> _Your instructions_:
Extract every line that contains the string "name".

[START OF Listed records]

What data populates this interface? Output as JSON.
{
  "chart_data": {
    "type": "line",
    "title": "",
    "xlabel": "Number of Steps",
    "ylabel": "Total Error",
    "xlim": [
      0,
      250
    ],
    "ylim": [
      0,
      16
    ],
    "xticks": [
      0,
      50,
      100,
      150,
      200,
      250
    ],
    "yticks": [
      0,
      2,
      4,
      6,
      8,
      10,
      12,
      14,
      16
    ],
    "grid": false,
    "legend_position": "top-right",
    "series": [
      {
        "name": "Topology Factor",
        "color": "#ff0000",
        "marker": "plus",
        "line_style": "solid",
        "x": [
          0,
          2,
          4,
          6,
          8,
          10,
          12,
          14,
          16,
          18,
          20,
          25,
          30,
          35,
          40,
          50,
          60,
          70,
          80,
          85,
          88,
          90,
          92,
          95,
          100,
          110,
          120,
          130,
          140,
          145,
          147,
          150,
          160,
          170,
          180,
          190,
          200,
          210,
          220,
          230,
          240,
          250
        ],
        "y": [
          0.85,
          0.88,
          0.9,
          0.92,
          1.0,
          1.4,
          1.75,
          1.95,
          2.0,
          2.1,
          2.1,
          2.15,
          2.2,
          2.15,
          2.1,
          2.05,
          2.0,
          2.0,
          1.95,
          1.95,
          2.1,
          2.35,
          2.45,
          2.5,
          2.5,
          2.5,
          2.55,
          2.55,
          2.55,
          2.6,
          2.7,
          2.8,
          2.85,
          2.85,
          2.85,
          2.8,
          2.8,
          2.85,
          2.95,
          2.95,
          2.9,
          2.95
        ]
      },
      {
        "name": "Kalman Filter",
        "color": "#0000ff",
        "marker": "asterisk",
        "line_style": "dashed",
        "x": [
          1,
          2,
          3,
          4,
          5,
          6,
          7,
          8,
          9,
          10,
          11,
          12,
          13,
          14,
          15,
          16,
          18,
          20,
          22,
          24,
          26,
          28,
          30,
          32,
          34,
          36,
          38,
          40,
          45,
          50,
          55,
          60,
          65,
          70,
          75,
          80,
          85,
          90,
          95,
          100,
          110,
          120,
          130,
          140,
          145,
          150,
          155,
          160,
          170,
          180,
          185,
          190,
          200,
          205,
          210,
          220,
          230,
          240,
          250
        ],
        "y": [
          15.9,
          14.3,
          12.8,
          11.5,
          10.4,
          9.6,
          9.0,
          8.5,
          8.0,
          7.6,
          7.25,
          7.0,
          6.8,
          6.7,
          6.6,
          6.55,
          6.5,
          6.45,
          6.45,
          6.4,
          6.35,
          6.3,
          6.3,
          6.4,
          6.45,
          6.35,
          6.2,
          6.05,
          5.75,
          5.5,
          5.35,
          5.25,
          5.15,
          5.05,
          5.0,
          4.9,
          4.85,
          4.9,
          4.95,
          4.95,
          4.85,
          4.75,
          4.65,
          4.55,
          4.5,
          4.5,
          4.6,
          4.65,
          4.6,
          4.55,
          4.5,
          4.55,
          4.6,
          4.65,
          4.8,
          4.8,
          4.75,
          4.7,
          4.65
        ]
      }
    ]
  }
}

[END OF Listed records]

> _The result_:
        "name": "Topology Factor",
        "name": "Kalman Filter",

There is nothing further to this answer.